++++ RECORD SET

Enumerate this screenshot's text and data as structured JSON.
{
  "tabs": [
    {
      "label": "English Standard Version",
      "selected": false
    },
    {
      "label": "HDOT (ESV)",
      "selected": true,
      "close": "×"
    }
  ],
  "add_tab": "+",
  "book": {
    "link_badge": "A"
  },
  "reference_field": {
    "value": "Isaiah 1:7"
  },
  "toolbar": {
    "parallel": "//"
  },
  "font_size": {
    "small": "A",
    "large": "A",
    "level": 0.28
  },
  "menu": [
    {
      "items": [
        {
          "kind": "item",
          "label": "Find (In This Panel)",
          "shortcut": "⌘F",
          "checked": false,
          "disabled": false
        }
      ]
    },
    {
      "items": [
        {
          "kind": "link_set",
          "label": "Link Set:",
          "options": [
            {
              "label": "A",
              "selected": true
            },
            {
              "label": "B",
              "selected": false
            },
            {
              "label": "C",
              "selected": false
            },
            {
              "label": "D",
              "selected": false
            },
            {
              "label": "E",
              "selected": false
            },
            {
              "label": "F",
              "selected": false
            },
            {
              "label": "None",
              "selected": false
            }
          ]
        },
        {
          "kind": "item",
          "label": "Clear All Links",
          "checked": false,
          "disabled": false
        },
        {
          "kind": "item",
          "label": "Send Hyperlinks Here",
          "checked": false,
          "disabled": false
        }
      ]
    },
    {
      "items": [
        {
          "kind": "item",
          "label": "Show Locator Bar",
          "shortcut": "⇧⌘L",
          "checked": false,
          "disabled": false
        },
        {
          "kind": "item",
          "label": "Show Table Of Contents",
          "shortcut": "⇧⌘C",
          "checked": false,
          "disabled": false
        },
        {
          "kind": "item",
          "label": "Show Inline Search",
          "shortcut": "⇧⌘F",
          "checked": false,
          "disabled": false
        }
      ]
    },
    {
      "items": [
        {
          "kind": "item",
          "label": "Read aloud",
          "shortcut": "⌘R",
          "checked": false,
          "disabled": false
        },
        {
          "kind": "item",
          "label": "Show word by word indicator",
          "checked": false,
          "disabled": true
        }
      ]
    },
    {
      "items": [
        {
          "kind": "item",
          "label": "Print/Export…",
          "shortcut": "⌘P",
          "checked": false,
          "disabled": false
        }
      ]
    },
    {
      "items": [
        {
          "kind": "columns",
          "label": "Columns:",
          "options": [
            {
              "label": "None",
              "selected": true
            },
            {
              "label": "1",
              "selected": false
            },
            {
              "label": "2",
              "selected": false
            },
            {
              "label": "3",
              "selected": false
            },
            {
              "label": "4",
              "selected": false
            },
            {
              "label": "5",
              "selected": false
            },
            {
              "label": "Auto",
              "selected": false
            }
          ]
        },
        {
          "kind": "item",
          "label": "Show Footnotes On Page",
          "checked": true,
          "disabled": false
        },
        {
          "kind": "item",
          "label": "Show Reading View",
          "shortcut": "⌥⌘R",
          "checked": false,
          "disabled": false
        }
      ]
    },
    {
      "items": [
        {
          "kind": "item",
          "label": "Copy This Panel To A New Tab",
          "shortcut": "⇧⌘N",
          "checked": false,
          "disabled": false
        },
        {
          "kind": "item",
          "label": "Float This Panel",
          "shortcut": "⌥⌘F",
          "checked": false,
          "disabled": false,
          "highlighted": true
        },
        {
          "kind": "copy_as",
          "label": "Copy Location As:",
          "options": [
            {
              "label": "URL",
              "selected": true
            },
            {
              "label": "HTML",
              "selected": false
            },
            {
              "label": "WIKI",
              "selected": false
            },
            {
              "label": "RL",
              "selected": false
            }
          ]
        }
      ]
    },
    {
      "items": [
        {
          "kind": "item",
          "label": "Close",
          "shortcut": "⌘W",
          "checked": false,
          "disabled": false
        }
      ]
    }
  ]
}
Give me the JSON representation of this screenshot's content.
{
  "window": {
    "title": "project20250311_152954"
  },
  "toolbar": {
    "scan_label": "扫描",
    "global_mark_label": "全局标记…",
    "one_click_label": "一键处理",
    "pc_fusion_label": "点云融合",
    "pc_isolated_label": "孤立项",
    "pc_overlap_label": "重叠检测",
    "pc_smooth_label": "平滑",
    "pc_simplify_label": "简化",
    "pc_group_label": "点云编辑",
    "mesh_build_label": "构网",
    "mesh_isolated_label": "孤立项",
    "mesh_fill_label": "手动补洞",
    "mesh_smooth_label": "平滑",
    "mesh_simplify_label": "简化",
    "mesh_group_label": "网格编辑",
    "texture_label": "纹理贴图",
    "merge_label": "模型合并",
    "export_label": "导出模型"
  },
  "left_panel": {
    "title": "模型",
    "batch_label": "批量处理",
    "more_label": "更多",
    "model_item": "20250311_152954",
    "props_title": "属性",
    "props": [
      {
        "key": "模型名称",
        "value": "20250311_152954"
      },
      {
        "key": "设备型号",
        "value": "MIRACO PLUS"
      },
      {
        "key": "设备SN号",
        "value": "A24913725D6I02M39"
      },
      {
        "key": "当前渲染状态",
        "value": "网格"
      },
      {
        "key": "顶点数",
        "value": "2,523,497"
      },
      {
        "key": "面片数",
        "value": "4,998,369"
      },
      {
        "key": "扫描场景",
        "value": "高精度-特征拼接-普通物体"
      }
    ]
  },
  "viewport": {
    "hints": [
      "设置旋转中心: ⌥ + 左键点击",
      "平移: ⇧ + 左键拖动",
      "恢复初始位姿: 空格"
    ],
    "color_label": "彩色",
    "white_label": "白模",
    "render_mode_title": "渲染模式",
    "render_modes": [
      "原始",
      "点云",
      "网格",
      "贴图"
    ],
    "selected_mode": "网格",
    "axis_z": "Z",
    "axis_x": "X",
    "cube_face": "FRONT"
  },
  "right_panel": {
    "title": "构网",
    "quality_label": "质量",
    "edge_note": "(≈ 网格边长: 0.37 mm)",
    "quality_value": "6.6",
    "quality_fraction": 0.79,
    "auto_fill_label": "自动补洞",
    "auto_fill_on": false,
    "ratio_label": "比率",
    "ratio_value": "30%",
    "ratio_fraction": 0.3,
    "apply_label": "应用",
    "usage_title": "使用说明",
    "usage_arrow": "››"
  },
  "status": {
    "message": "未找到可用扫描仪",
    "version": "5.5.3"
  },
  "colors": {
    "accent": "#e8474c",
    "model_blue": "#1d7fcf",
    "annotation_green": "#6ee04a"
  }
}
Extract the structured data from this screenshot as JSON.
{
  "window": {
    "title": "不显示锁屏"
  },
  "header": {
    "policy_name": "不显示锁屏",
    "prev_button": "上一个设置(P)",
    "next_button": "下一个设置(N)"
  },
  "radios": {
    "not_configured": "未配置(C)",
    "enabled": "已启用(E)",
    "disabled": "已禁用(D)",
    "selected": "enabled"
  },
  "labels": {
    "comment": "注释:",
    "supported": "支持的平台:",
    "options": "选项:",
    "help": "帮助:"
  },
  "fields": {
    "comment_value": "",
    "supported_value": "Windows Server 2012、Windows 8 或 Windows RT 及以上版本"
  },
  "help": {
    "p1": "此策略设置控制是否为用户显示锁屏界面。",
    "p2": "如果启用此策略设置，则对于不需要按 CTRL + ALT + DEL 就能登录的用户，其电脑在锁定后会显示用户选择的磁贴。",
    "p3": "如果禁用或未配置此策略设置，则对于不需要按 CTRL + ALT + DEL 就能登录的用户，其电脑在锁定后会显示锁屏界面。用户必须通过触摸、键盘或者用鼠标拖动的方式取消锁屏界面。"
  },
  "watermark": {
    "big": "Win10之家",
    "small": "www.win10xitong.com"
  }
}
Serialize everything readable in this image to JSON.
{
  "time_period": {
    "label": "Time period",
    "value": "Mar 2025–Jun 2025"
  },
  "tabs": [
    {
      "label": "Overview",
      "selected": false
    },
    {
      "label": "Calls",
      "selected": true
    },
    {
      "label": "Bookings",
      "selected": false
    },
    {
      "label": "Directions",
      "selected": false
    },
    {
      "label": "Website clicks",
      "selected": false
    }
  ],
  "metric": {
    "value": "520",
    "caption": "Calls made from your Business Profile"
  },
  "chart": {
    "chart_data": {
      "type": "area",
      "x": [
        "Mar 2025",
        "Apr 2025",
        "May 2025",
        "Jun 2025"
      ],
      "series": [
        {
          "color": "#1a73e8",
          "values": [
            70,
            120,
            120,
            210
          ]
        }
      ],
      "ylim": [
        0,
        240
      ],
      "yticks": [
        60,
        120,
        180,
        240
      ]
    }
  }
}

++++++++

● THE PROBLEM: In the records above, find each line holding "screenshot" and copy it.

● COMPLETE RESPONSE:
Enumerate this screenshot's text and data as structured JSON.
Give me the JSON representation of this screenshot's content.
Extract the structured data from this screenshot as JSON.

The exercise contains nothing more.